→ **WRITTEN EXERCISE**:
Repeat every line of the records below word for word, in the same order.

━━━━━━━━━━━━━━━━

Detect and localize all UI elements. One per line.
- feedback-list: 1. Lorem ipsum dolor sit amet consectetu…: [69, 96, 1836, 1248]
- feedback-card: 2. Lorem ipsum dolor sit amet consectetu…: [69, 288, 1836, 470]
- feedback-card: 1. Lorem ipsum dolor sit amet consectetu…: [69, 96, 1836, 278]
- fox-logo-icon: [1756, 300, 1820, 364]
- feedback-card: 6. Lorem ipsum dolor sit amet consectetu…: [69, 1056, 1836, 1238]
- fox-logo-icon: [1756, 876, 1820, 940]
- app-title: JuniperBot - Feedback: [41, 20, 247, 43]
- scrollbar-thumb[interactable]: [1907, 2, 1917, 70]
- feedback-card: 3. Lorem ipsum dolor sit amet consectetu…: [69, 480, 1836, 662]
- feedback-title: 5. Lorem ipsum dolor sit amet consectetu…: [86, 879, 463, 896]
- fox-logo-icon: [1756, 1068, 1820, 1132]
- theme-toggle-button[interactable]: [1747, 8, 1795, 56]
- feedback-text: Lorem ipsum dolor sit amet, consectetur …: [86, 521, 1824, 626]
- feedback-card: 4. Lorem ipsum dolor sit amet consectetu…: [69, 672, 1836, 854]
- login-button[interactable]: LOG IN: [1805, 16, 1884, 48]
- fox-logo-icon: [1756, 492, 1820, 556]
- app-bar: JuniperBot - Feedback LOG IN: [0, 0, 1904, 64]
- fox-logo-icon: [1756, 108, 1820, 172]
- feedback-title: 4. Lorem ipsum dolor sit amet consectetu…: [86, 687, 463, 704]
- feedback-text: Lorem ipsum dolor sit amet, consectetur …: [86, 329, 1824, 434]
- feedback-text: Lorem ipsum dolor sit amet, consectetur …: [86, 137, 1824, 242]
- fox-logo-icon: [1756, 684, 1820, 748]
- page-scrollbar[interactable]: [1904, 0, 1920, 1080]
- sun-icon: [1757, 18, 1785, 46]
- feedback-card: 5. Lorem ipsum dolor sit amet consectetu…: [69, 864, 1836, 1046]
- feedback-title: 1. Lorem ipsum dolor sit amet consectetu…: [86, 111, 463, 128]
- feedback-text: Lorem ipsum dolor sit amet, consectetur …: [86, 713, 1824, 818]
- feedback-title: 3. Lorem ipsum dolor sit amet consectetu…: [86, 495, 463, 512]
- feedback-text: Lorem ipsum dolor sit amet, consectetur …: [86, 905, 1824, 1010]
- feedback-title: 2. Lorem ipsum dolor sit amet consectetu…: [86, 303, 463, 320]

━━━━━━━━━━━━━━━━

→ **RESULT**:
Detect and localize all UI elements. One per line.
- feedback-list: 1. Lorem ipsum dolor sit amet consectetu…: [69, 96, 1836, 1248]
- feedback-card: 2. Lorem ipsum dolor sit amet consectetu…: [69, 288, 1836, 470]
- feedback-card: 1. Lorem ipsum dolor sit amet consectetu…: [69, 96, 1836, 278]
- fox-logo-icon: [1756, 300, 1820, 364]
- feedback-card: 6. Lorem ipsum dolor sit amet consectetu…: [69, 1056, 1836, 1238]
- fox-logo-icon: [1756, 876, 1820, 940]
- app-title: JuniperBot - Feedback: [41, 20, 247, 43]
- scrollbar-thumb[interactable]: [1907, 2, 1917, 70]
- feedback-card: 3. Lorem ipsum dolor sit amet consectetu…: [69, 480, 1836, 662]
- feedback-title: 5. Lorem ipsum dolor sit amet consectetu…: [86, 879, 463, 896]
- fox-logo-icon: [1756, 1068, 1820, 1132]
- theme-toggle-button[interactable]: [1747, 8, 1795, 56]
- feedback-text: Lorem ipsum dolor sit amet, consectetur …: [86, 521, 1824, 626]
- feedback-card: 4. Lorem ipsum dolor sit amet consectetu…: [69, 672, 1836, 854]
- login-button[interactable]: LOG IN: [1805, 16, 1884, 48]
- fox-logo-icon: [1756, 492, 1820, 556]
- app-bar: JuniperBot - Feedback LOG IN: [0, 0, 1904, 64]
- fox-logo-icon: [1756, 108, 1820, 172]
- feedback-title: 4. Lorem ipsum dolor sit amet consectetu…: [86, 687, 463, 704]
- feedback-text: Lorem ipsum dolor sit amet, consectetur …: [86, 329, 1824, 434]
- feedback-text: Lorem ipsum dolor sit amet, consectetur …: [86, 137, 1824, 242]
- fox-logo-icon: [1756, 684, 1820, 748]
- page-scrollbar[interactable]: [1904, 0, 1920, 1080]
- sun-icon: [1757, 18, 1785, 46]
- feedback-card: 5. Lorem ipsum dolor sit amet consectetu…: [69, 864, 1836, 1046]
- feedback-title: 1. Lorem ipsum dolor sit amet consectetu…: [86, 111, 463, 128]
- feedback-text: Lorem ipsum dolor sit amet, consectetur …: [86, 713, 1824, 818]
- feedback-title: 3. Lorem ipsum dolor sit amet consectetu…: [86, 495, 463, 512]
- feedback-text: Lorem ipsum dolor sit amet, consectetur …: [86, 905, 1824, 1010]
- feedback-title: 2. Lorem ipsum dolor sit amet consectetu…: [86, 303, 463, 320]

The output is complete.